- _Your instructions_: Look through the material and copy each line holding "Classical".

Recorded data
☆ ☆ ☆ ☆ ☆ ☆ ☆

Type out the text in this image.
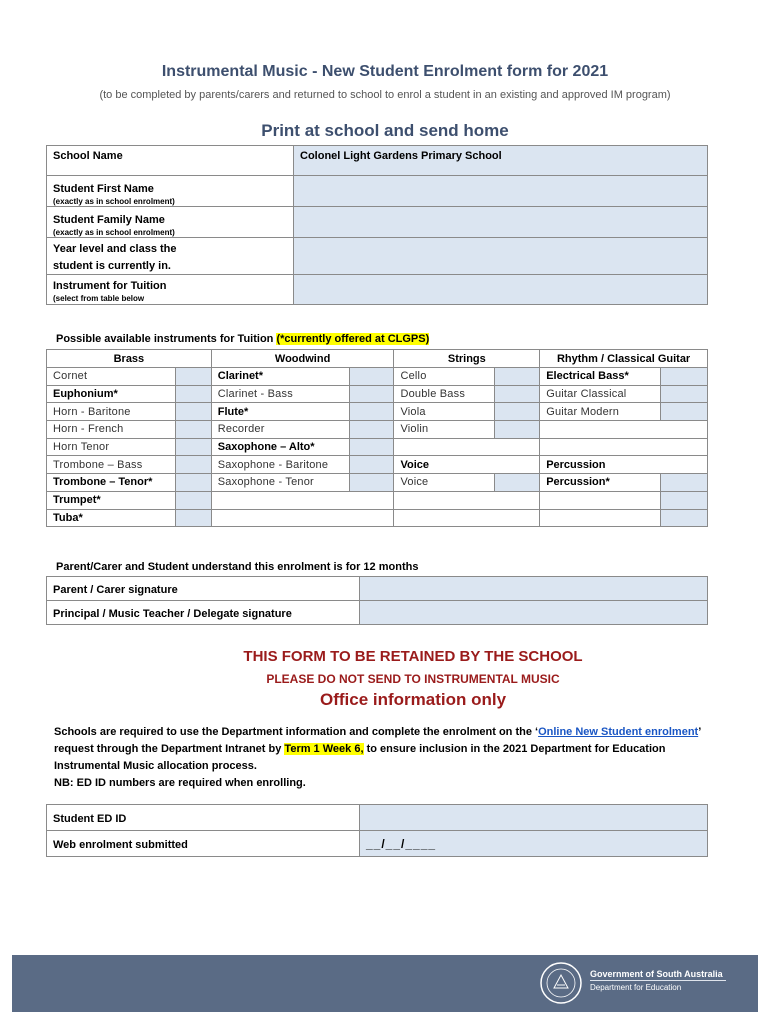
Instrumental Music - New Student Enrolment form for 2021
(to be completed by parents/carers and returned to school to enrol a student in an existing and approved IM program)
Print at school and send home
School Name	Colonel Light Gardens Primary School
Student First Name
(exactly as in school enrolment)	

Student Family Name
(exactly as in school enrolment)	

Year level and class the
student is currently in.	
Instrument for Tuition
(select from table below	

Possible available instruments for Tuition (*currently offered at CLGPS)
Brass		Woodwind		Strings		Rhythm / Classical Guitar	
Cornet		Clarinet*		Cello		Electrical Bass*	
Euphonium*		Clarinet - Bass		Double Bass		Guitar Classical	
Horn - Baritone		Flute*		Viola		Guitar Modern	
Horn - French		Recorder		Violin			
Horn Tenor		Saxophone – Alto*					
Trombone – Bass		Saxophone - Baritone		Voice		Percussion	
Trombone – Tenor*		Saxophone - Tenor		Voice		Percussion*	
Trumpet*							
Tuba*							
Parent/Carer and Student understand this enrolment is for 12 months
Parent / Carer signature	
Principal / Music Teacher / Delegate signature	
THIS FORM TO BE RETAINED BY THE SCHOOL
PLEASE DO NOT SEND TO INSTRUMENTAL MUSIC
Office information only
Schools are required to use the Department information and complete the enrolment on the ‘Online New Student enrolment’ request through the Department Intranet by Term 1 Week 6, to ensure inclusion in the 2021 Department for Education Instrumental Music allocation process.
NB: ED ID numbers are required when enrolling.
Student ED ID	
Web enrolment submitted	__/__/____
Government of South Australia
Department for Education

☆ ☆ ☆ ☆ ☆ ☆ ☆

- _Full response_:
Brass		Woodwind		Strings		Rhythm / Classical Guitar	
Euphonium*		Clarinet - Bass		Double Bass		Guitar Classical	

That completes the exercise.